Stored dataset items
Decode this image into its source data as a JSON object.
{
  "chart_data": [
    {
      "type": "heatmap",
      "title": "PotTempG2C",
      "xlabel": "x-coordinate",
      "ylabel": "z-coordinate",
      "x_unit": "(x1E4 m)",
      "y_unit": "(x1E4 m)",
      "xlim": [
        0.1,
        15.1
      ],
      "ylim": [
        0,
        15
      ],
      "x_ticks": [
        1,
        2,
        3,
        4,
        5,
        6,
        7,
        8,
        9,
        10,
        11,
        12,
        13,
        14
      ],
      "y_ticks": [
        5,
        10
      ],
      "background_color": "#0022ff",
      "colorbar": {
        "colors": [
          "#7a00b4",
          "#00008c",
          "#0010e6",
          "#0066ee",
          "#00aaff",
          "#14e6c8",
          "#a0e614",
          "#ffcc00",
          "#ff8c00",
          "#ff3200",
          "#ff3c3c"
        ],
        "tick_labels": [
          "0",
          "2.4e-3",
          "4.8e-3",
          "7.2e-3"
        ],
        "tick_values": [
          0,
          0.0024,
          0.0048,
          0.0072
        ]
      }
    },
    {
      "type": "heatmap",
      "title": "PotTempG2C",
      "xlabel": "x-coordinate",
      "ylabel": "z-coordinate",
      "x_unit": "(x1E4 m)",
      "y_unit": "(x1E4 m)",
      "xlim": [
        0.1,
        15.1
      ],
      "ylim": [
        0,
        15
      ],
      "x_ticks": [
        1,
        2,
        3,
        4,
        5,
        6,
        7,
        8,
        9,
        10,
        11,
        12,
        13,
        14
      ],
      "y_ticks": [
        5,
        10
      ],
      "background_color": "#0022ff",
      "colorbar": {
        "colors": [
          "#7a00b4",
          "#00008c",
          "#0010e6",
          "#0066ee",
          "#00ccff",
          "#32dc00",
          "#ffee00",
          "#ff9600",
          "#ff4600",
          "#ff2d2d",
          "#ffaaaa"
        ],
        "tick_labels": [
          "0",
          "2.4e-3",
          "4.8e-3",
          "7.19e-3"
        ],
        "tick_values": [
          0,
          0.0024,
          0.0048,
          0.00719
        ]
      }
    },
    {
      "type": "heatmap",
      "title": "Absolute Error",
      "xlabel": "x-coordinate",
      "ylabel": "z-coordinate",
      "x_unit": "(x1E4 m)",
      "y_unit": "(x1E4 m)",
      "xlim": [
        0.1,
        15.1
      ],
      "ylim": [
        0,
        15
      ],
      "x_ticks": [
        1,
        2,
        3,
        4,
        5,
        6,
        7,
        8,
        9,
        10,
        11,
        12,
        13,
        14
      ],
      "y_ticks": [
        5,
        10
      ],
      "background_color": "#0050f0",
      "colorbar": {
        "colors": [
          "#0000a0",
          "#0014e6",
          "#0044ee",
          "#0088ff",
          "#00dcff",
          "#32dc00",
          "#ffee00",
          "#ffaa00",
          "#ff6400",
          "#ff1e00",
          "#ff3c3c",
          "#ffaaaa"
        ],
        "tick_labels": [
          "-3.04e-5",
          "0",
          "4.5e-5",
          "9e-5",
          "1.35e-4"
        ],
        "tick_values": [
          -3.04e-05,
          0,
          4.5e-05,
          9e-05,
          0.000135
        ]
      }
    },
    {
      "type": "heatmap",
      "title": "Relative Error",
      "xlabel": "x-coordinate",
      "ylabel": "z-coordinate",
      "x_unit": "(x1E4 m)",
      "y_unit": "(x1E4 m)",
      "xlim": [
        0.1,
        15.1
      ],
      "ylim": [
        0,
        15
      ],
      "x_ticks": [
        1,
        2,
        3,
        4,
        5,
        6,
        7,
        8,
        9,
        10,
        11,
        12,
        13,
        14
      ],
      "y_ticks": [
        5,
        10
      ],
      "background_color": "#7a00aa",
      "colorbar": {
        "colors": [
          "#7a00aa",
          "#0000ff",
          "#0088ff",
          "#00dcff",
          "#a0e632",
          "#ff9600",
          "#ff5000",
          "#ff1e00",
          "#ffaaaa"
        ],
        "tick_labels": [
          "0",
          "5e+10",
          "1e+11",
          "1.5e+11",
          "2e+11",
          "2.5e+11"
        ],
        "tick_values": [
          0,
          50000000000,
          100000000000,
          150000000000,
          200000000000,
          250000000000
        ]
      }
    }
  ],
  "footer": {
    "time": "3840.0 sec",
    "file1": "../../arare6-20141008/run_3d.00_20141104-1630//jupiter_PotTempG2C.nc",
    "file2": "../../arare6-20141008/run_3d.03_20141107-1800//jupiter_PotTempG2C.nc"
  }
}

◆ Direction
Return all of the data word for word.

◆ Result of this task
Decode this image into its source data as a JSON object.
{
  "chart_data": [
    {
      "type": "heatmap",
      "title": "PotTempG2C",
      "xlabel": "x-coordinate",
      "ylabel": "z-coordinate",
      "x_unit": "(x1E4 m)",
      "y_unit": "(x1E4 m)",
      "xlim": [
        0.1,
        15.1
      ],
      "ylim": [
        0,
        15
      ],
      "x_ticks": [
        1,
        2,
        3,
        4,
        5,
        6,
        7,
        8,
        9,
        10,
        11,
        12,
        13,
        14
      ],
      "y_ticks": [
        5,
        10
      ],
      "background_color": "#0022ff",
      "colorbar": {
        "colors": [
          "#7a00b4",
          "#00008c",
          "#0010e6",
          "#0066ee",
          "#00aaff",
          "#14e6c8",
          "#a0e614",
          "#ffcc00",
          "#ff8c00",
          "#ff3200",
          "#ff3c3c"
        ],
        "tick_labels": [
          "0",
          "2.4e-3",
          "4.8e-3",
          "7.2e-3"
        ],
        "tick_values": [
          0,
          0.0024,
          0.0048,
          0.0072
        ]
      }
    },
    {
      "type": "heatmap",
      "title": "PotTempG2C",
      "xlabel": "x-coordinate",
      "ylabel": "z-coordinate",
      "x_unit": "(x1E4 m)",
      "y_unit": "(x1E4 m)",
      "xlim": [
        0.1,
        15.1
      ],
      "ylim": [
        0,
        15
      ],
      "x_ticks": [
        1,
        2,
        3,
        4,
        5,
        6,
        7,
        8,
        9,
        10,
        11,
        12,
        13,
        14
      ],
      "y_ticks": [
        5,
        10
      ],
      "background_color": "#0022ff",
      "colorbar": {
        "colors": [
          "#7a00b4",
          "#00008c",
          "#0010e6",
          "#0066ee",
          "#00ccff",
          "#32dc00",
          "#ffee00",
          "#ff9600",
          "#ff4600",
          "#ff2d2d",
          "#ffaaaa"
        ],
        "tick_labels": [
          "0",
          "2.4e-3",
          "4.8e-3",
          "7.19e-3"
        ],
        "tick_values": [
          0,
          0.0024,
          0.0048,
          0.00719
        ]
      }
    },
    {
      "type": "heatmap",
      "title": "Absolute Error",
      "xlabel": "x-coordinate",
      "ylabel": "z-coordinate",
      "x_unit": "(x1E4 m)",
      "y_unit": "(x1E4 m)",
      "xlim": [
        0.1,
        15.1
      ],
      "ylim": [
        0,
        15
      ],
      "x_ticks": [
        1,
        2,
        3,
        4,
        5,
        6,
        7,
        8,
        9,
        10,
        11,
        12,
        13,
        14
      ],
      "y_ticks": [
        5,
        10
      ],
      "background_color": "#0050f0",
      "colorbar": {
        "colors": [
          "#0000a0",
          "#0014e6",
          "#0044ee",
          "#0088ff",
          "#00dcff",
          "#32dc00",
          "#ffee00",
          "#ffaa00",
          "#ff6400",
          "#ff1e00",
          "#ff3c3c",
          "#ffaaaa"
        ],
        "tick_labels": [
          "-3.04e-5",
          "0",
          "4.5e-5",
          "9e-5",
          "1.35e-4"
        ],
        "tick_values": [
          -3.04e-05,
          0,
          4.5e-05,
          9e-05,
          0.000135
        ]
      }
    },
    {
      "type": "heatmap",
      "title": "Relative Error",
      "xlabel": "x-coordinate",
      "ylabel": "z-coordinate",
      "x_unit": "(x1E4 m)",
      "y_unit": "(x1E4 m)",
      "xlim": [
        0.1,
        15.1
      ],
      "ylim": [
        0,
        15
      ],
      "x_ticks": [
        1,
        2,
        3,
        4,
        5,
        6,
        7,
        8,
        9,
        10,
        11,
        12,
        13,
        14
      ],
      "y_ticks": [
        5,
        10
      ],
      "background_color": "#7a00aa",
      "colorbar": {
        "colors": [
          "#7a00aa",
          "#0000ff",
          "#0088ff",
          "#00dcff",
          "#a0e632",
          "#ff9600",
          "#ff5000",
          "#ff1e00",
          "#ffaaaa"
        ],
        "tick_labels": [
          "0",
          "5e+10",
          "1e+11",
          "1.5e+11",
          "2e+11",
          "2.5e+11"
        ],
        "tick_values": [
          0,
          50000000000,
          100000000000,
          150000000000,
          200000000000,
          250000000000
        ]
      }
    }
  ],
  "footer": {
    "time": "3840.0 sec",
    "file1": "../../arare6-20141008/run_3d.00_20141104-1630//jupiter_PotTempG2C.nc",
    "file2": "../../arare6-20141008/run_3d.03_20141107-1800//jupiter_PotTempG2C.nc"
  }
}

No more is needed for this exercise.